## start Dataset entries

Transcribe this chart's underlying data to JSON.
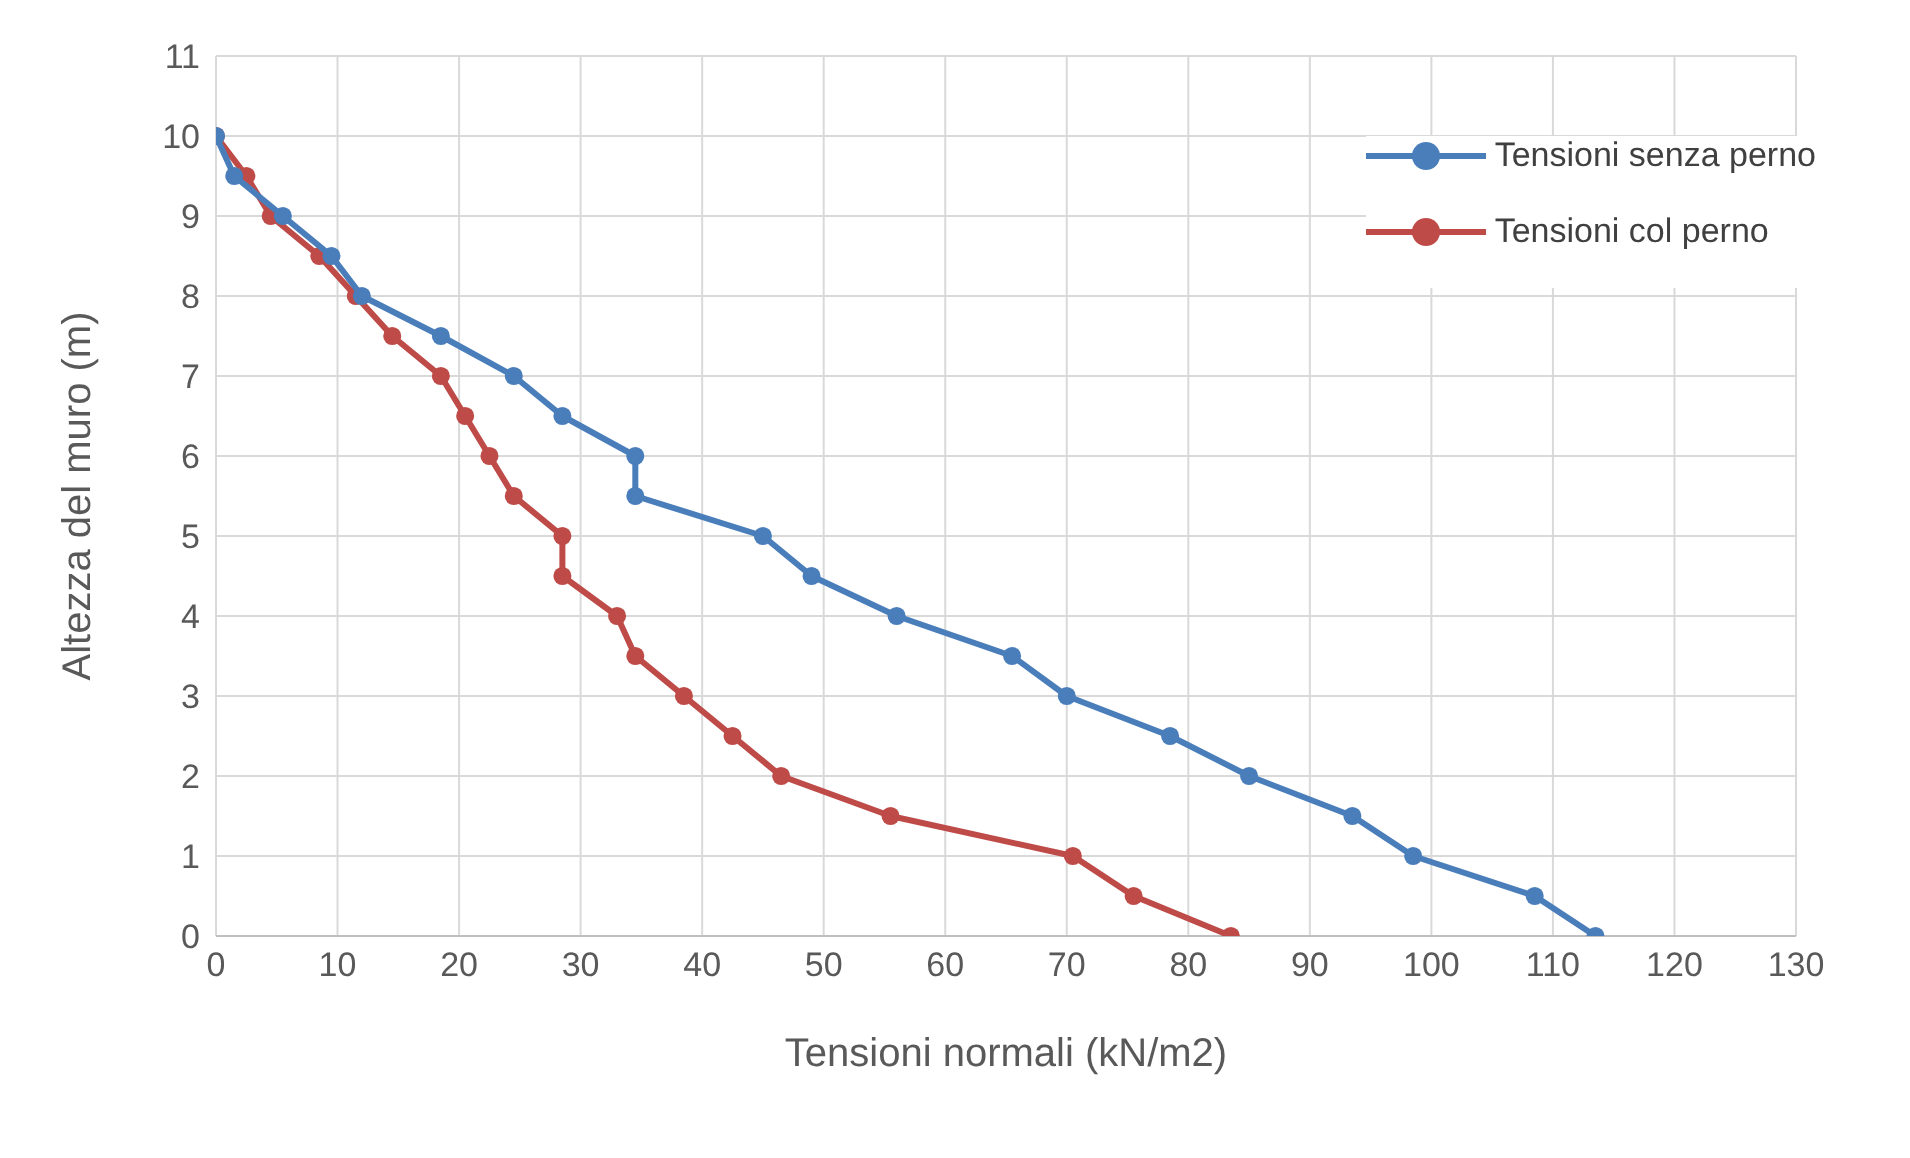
{
  "chart_data": {
    "type": "line",
    "xlabel": "Tensioni normali (kN/m2)",
    "ylabel": "Altezza del muro (m)",
    "xlim": [
      0,
      130
    ],
    "xticks": [
      0,
      10,
      20,
      30,
      40,
      50,
      60,
      70,
      80,
      90,
      100,
      110,
      120,
      130
    ],
    "ylim": [
      0,
      11
    ],
    "yticks": [
      0,
      1,
      2,
      3,
      4,
      5,
      6,
      7,
      8,
      9,
      10,
      11
    ],
    "grid": true,
    "legend": "top right",
    "marker": "circle",
    "series": [
      {
        "name": "Tensioni senza perno",
        "color": "#4a7ebb",
        "x": [
          0,
          1.5,
          5.5,
          9.5,
          12,
          18.5,
          24.5,
          28.5,
          34.5,
          34.5,
          45,
          49,
          56,
          65.5,
          70,
          78.5,
          85,
          93.5,
          98.5,
          108.5,
          113.5
        ],
        "values": [
          10,
          9.5,
          9,
          8.5,
          8,
          7.5,
          7,
          6.5,
          6,
          5.5,
          5,
          4.5,
          4,
          3.5,
          3,
          2.5,
          2,
          1.5,
          1,
          0.5,
          0
        ]
      },
      {
        "name": "Tensioni col perno",
        "color": "#be4b48",
        "x": [
          0,
          2.5,
          4.5,
          8.5,
          11.5,
          14.5,
          18.5,
          20.5,
          22.5,
          24.5,
          28.5,
          28.5,
          33,
          34.5,
          38.5,
          42.5,
          46.5,
          55.5,
          70.5,
          75.5,
          83.5
        ],
        "values": [
          10,
          9.5,
          9,
          8.5,
          8,
          7.5,
          7,
          6.5,
          6,
          5.5,
          5,
          4.5,
          4,
          3.5,
          3,
          2.5,
          2,
          1.5,
          1,
          0.5,
          0
        ]
      }
    ]
  }
}
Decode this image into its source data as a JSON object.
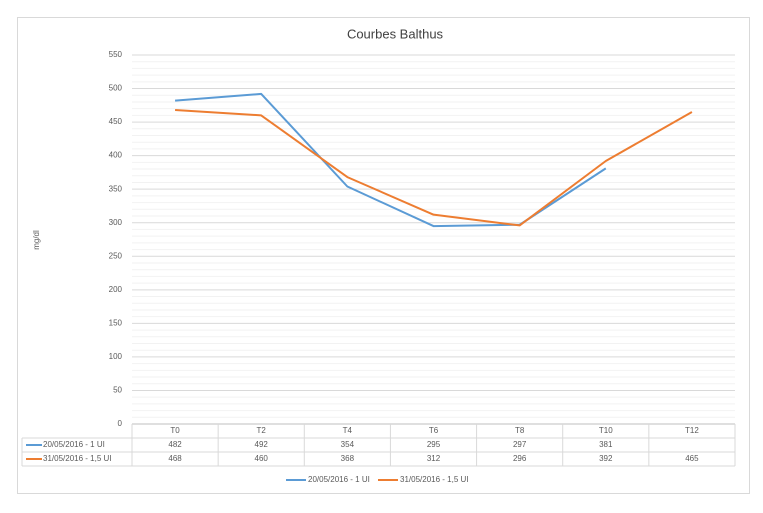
{
  "chart_data": {
    "type": "line",
    "title": "Courbes Balthus",
    "y_label": "mg/dl",
    "categories": [
      "T0",
      "T2",
      "T4",
      "T6",
      "T8",
      "T10",
      "T12"
    ],
    "series": [
      {
        "name": "20/05/2016 - 1 UI",
        "color": "#5b9bd5",
        "values": [
          482,
          492,
          354,
          295,
          297,
          381,
          null
        ]
      },
      {
        "name": "31/05/2016 - 1,5 UI",
        "color": "#ed7d31",
        "values": [
          468,
          460,
          368,
          312,
          296,
          392,
          465
        ]
      }
    ],
    "ylim": [
      0,
      550
    ],
    "yticks": [
      0,
      50,
      100,
      150,
      200,
      250,
      300,
      350,
      400,
      450,
      500,
      550
    ],
    "grid": true,
    "minor_grid": true,
    "data_table": true,
    "legend": "bottom"
  }
}
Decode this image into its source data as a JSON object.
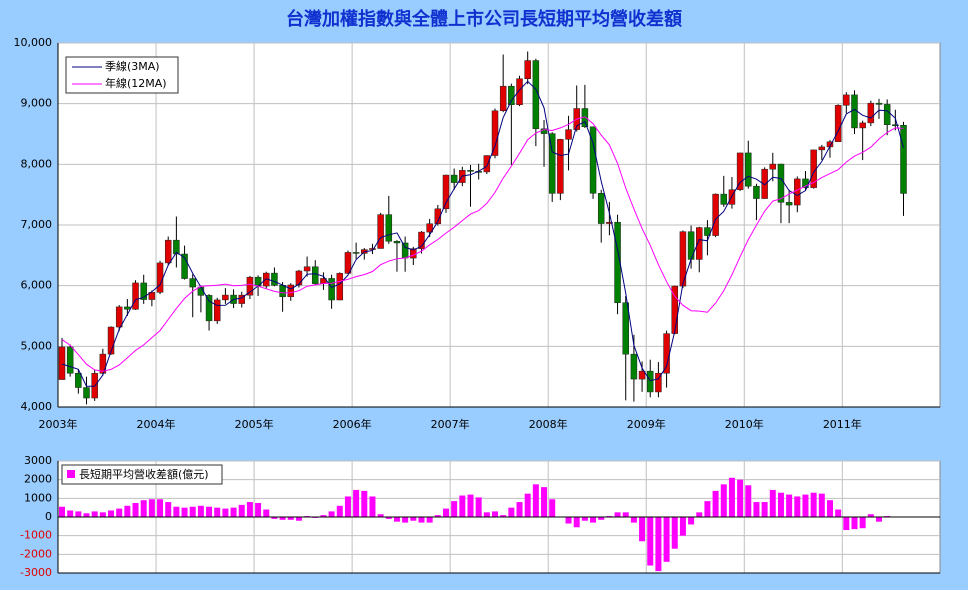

## end Dataset entries

**Instructions to follow**
Quote the data above in full, leaving out the pictures it holds.

**Output**
Transcribe this chart's underlying data to JSON.
{
  "chart_data": {
    "type": "line",
    "xlabel": "Tensioni normali (kN/m2)",
    "ylabel": "Altezza del muro (m)",
    "xlim": [
      0,
      130
    ],
    "xticks": [
      0,
      10,
      20,
      30,
      40,
      50,
      60,
      70,
      80,
      90,
      100,
      110,
      120,
      130
    ],
    "ylim": [
      0,
      11
    ],
    "yticks": [
      0,
      1,
      2,
      3,
      4,
      5,
      6,
      7,
      8,
      9,
      10,
      11
    ],
    "grid": true,
    "legend": "top right",
    "marker": "circle",
    "series": [
      {
        "name": "Tensioni senza perno",
        "color": "#4a7ebb",
        "x": [
          0,
          1.5,
          5.5,
          9.5,
          12,
          18.5,
          24.5,
          28.5,
          34.5,
          34.5,
          45,
          49,
          56,
          65.5,
          70,
          78.5,
          85,
          93.5,
          98.5,
          108.5,
          113.5
        ],
        "values": [
          10,
          9.5,
          9,
          8.5,
          8,
          7.5,
          7,
          6.5,
          6,
          5.5,
          5,
          4.5,
          4,
          3.5,
          3,
          2.5,
          2,
          1.5,
          1,
          0.5,
          0
        ]
      },
      {
        "name": "Tensioni col perno",
        "color": "#be4b48",
        "x": [
          0,
          2.5,
          4.5,
          8.5,
          11.5,
          14.5,
          18.5,
          20.5,
          22.5,
          24.5,
          28.5,
          28.5,
          33,
          34.5,
          38.5,
          42.5,
          46.5,
          55.5,
          70.5,
          75.5,
          83.5
        ],
        "values": [
          10,
          9.5,
          9,
          8.5,
          8,
          7.5,
          7,
          6.5,
          6,
          5.5,
          5,
          4.5,
          4,
          3.5,
          3,
          2.5,
          2,
          1.5,
          1,
          0.5,
          0
        ]
      }
    ]
  }
}
Decode this image into its source data as a JSON object.
{
  "chart_data": {
    "type": "line",
    "title": "Courbes Balthus",
    "y_label": "mg/dl",
    "categories": [
      "T0",
      "T2",
      "T4",
      "T6",
      "T8",
      "T10",
      "T12"
    ],
    "series": [
      {
        "name": "20/05/2016 - 1 UI",
        "color": "#5b9bd5",
        "values": [
          482,
          492,
          354,
          295,
          297,
          381,
          null
        ]
      },
      {
        "name": "31/05/2016 - 1,5 UI",
        "color": "#ed7d31",
        "values": [
          468,
          460,
          368,
          312,
          296,
          392,
          465
        ]
      }
    ],
    "ylim": [
      0,
      550
    ],
    "yticks": [
      0,
      50,
      100,
      150,
      200,
      250,
      300,
      350,
      400,
      450,
      500,
      550
    ],
    "grid": true,
    "minor_grid": true,
    "data_table": true,
    "legend": "bottom"
  }
}
Decode this image into its source data as a JSON object.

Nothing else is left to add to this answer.